**DESCRIPTION OF THE TASK:** Pictures stay out of the copy; set down each line of the listing below exactly.

**Records from a dataset:**
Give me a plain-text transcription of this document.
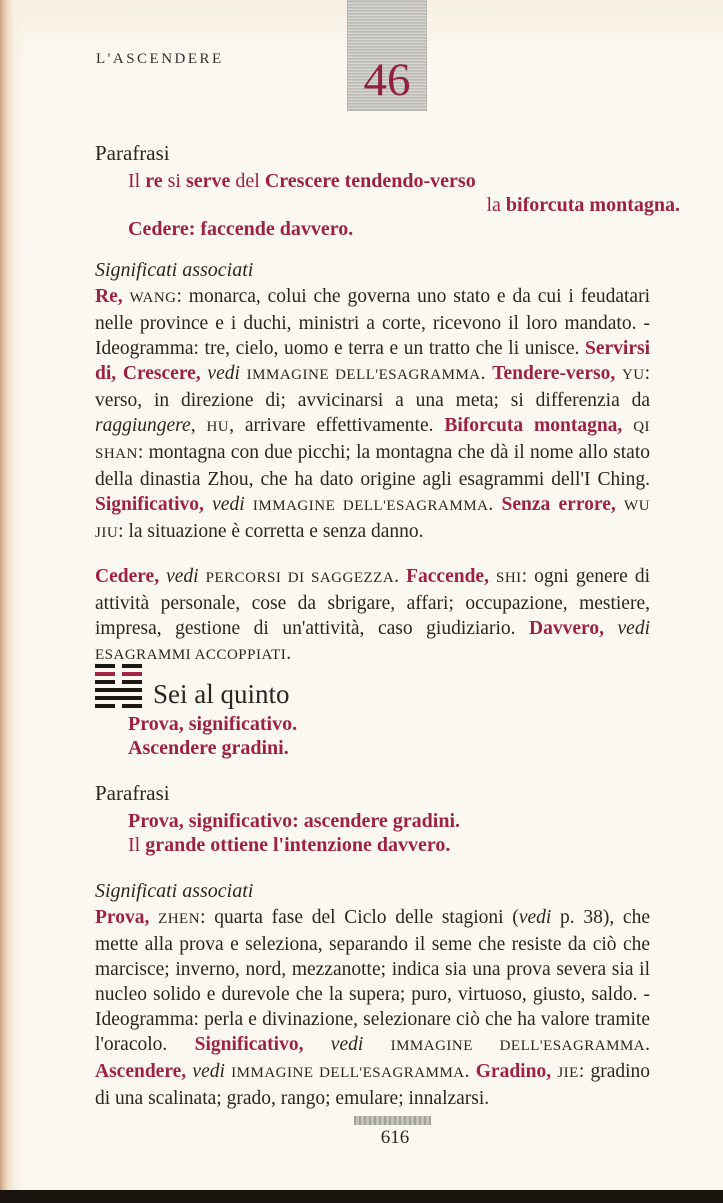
L'ASCENDERE	46
Parafrasi
Il re si serve del Crescere tendendo-verso
la biforcuta montagna.
Cedere: faccende davvero.
Significati associati

Re, WANG: monarca, colui che governa uno stato e da cui i feudatari nelle province e i duchi, ministri a corte, ricevono il loro mandato. - Ideogramma: tre, cielo, uomo e terra e un tratto che li unisce. Servirsi di, Crescere, vedi IMMAGINE DELL'ESAGRAMMA. Tendere-verso, YU: verso, in direzione di; avvicinarsi a una meta; si differenzia da raggiungere, HU, arrivare effettivamente. Biforcuta montagna, QI SHAN: montagna con due picchi; la montagna che dà il nome allo stato della dinastia Zhou, che ha dato origine agli esagrammi dell'I Ching. Significativo, vedi IMMAGINE DELL'ESAGRAMMA. Senza errore, WU JIU: la situazione è corretta e senza danno.

Cedere, vedi PERCORSI DI SAGGEZZA. Faccende, SHI: ogni genere di attività personale, cose da sbrigare, affari; occupazione, mestiere, impresa, gestione di un'attività, caso giudiziario. Davvero, vedi ESAGRAMMI ACCOPPIATI.

Sei al quinto
Prova, significativo.
Ascendere gradini.
Parafrasi
Prova, significativo: ascendere gradini.
Il grande ottiene l'intenzione davvero.
Significati associati

Prova, ZHEN: quarta fase del Ciclo delle stagioni (vedi p. 38), che mette alla prova e seleziona, separando il seme che resiste da ciò che marcisce; inverno, nord, mezzanotte; indica sia una prova severa sia il nucleo solido e durevole che la supera; puro, virtuoso, giusto, saldo. - Ideogramma: perla e divinazione, selezionare ciò che ha valore tramite l'oracolo. Significativo, vedi IMMAGINE DELL'ESAGRAMMA. Ascendere, vedi IMMAGINE DELL'ESAGRAMMA. Gradino, JIE: gradino di una scalinata; grado, rango; emulare; innalzarsi.

616
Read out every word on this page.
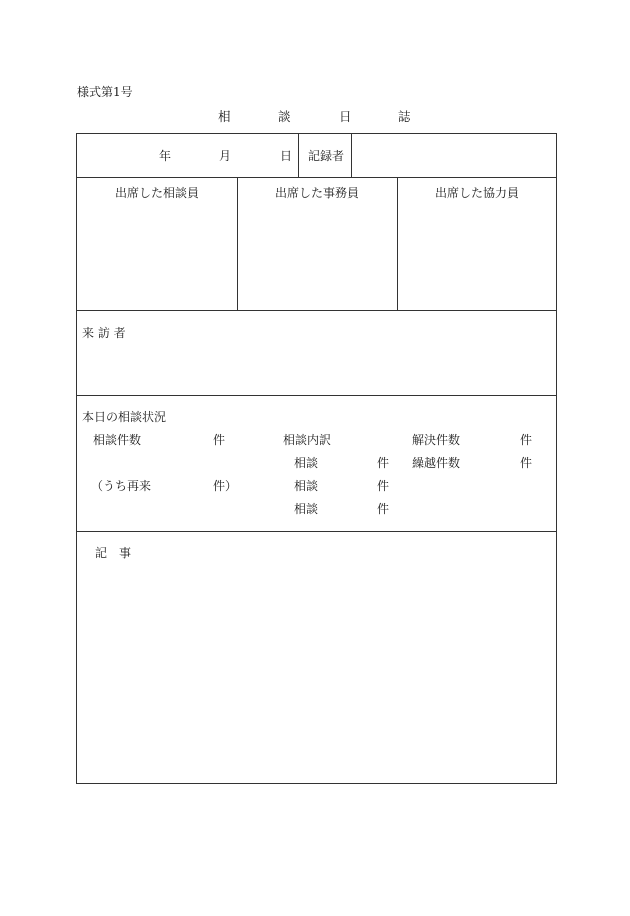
様式第1号
相	談	日	誌
年	月	日 記録者
出席した相談員	出席した事務員	出席した協力員
来 訪 者
本日の相談状況
相談件数	件	相談内訳	解決件数	件
相談	件 繰越件数	件
（うち再来	件）	相談	件
相談	件
記　事
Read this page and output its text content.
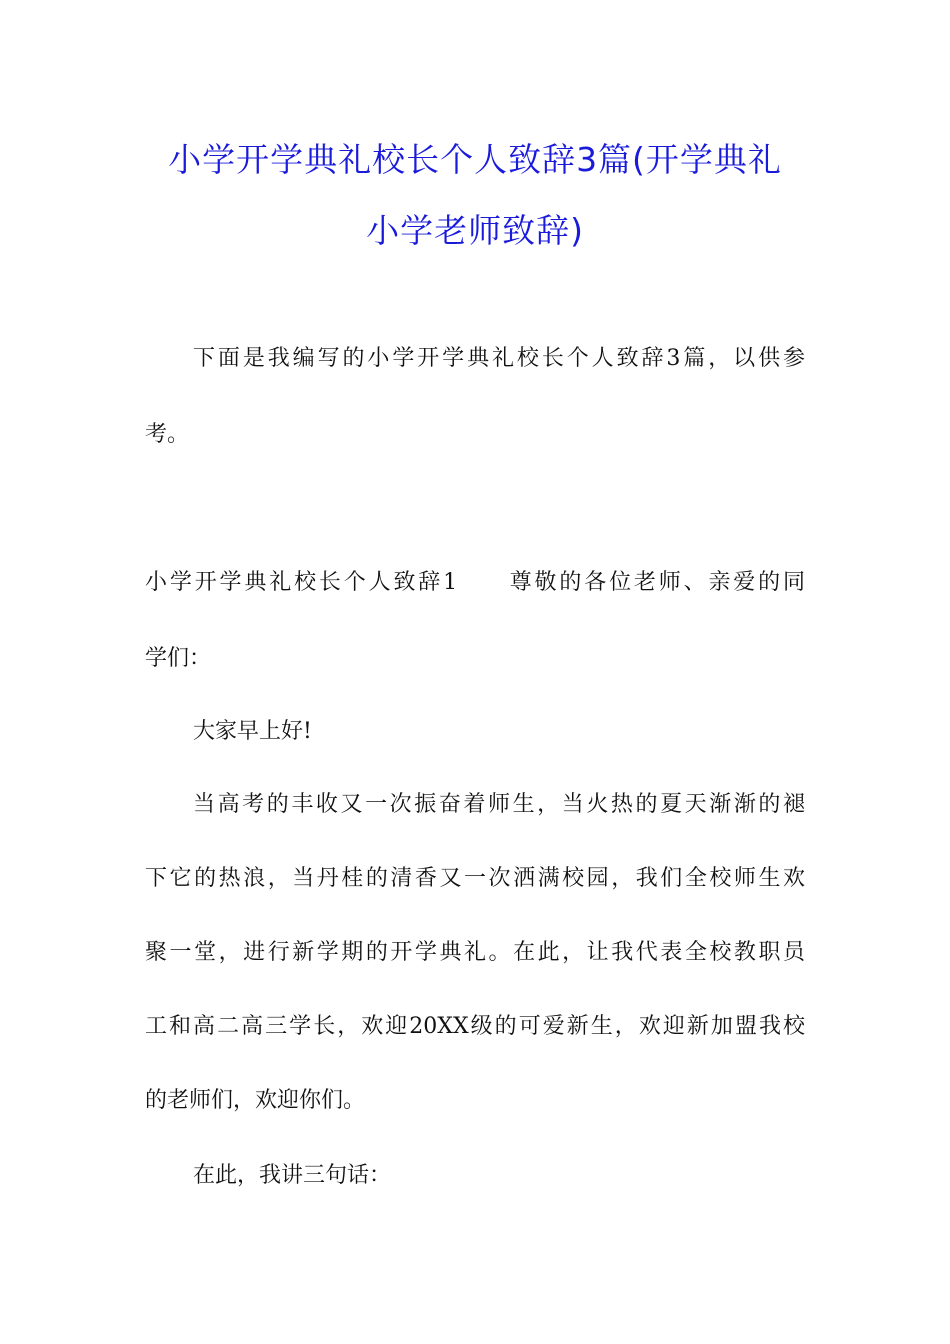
小学开学典礼校长个人致辞3篇(开学典礼
小学老师致辞)
下面是我编写的小学开学典礼校长个人致辞3篇，以供参
考。
小学开学典礼校长个人致辞1　　尊敬的各位老师、亲爱的同
学们：
大家早上好!
当高考的丰收又一次振奋着师生，当火热的夏天渐渐的褪
下它的热浪，当丹桂的清香又一次洒满校园，我们全校师生欢
聚一堂，进行新学期的开学典礼。在此，让我代表全校教职员
工和高二高三学长，欢迎20XX级的可爱新生，欢迎新加盟我校
的老师们，欢迎你们。
在此，我讲三句话：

**FULL ANSWER:**
Give me a plain-text transcription of this document.
L'ASCENDERE	46
Parafrasi
Il re si serve del Crescere tendendo-verso
la biforcuta montagna.
Cedere: faccende davvero.
Significati associati

Re, WANG: monarca, colui che governa uno stato e da cui i feudatari nelle province e i duchi, ministri a corte, ricevono il loro mandato. - Ideogramma: tre, cielo, uomo e terra e un tratto che li unisce. Servirsi di, Crescere, vedi IMMAGINE DELL'ESAGRAMMA. Tendere-verso, YU: verso, in direzione di; avvicinarsi a una meta; si differenzia da raggiungere, HU, arrivare effettivamente. Biforcuta montagna, QI SHAN: montagna con due picchi; la montagna che dà il nome allo stato della dinastia Zhou, che ha dato origine agli esagrammi dell'I Ching. Significativo, vedi IMMAGINE DELL'ESAGRAMMA. Senza errore, WU JIU: la situazione è corretta e senza danno.

Cedere, vedi PERCORSI DI SAGGEZZA. Faccende, SHI: ogni genere di attività personale, cose da sbrigare, affari; occupazione, mestiere, impresa, gestione di un'attività, caso giudiziario. Davvero, vedi ESAGRAMMI ACCOPPIATI.

Sei al quinto
Prova, significativo.
Ascendere gradini.
Parafrasi
Prova, significativo: ascendere gradini.
Il grande ottiene l'intenzione davvero.
Significati associati

Prova, ZHEN: quarta fase del Ciclo delle stagioni (vedi p. 38), che mette alla prova e seleziona, separando il seme che resiste da ciò che marcisce; inverno, nord, mezzanotte; indica sia una prova severa sia il nucleo solido e durevole che la supera; puro, virtuoso, giusto, saldo. - Ideogramma: perla e divinazione, selezionare ciò che ha valore tramite l'oracolo. Significativo, vedi IMMAGINE DELL'ESAGRAMMA. Ascendere, vedi IMMAGINE DELL'ESAGRAMMA. Gradino, JIE: gradino di una scalinata; grado, rango; emulare; innalzarsi.

616
Read out every word on this page.
様式第1号
相	談	日	誌
年	月	日 記録者
出席した相談員	出席した事務員	出席した協力員
来 訪 者
本日の相談状況
相談件数	件	相談内訳	解決件数	件
相談	件 繰越件数	件
（うち再来	件）	相談	件
相談	件
記　事
Read this page and output its text content.
小学开学典礼校长个人致辞3篇(开学典礼
小学老师致辞)
下面是我编写的小学开学典礼校长个人致辞3篇，以供参
考。
小学开学典礼校长个人致辞1　　尊敬的各位老师、亲爱的同
学们：
大家早上好!
当高考的丰收又一次振奋着师生，当火热的夏天渐渐的褪
下它的热浪，当丹桂的清香又一次洒满校园，我们全校师生欢
聚一堂，进行新学期的开学典礼。在此，让我代表全校教职员
工和高二高三学长，欢迎20XX级的可爱新生，欢迎新加盟我校
的老师们，欢迎你们。
在此，我讲三句话：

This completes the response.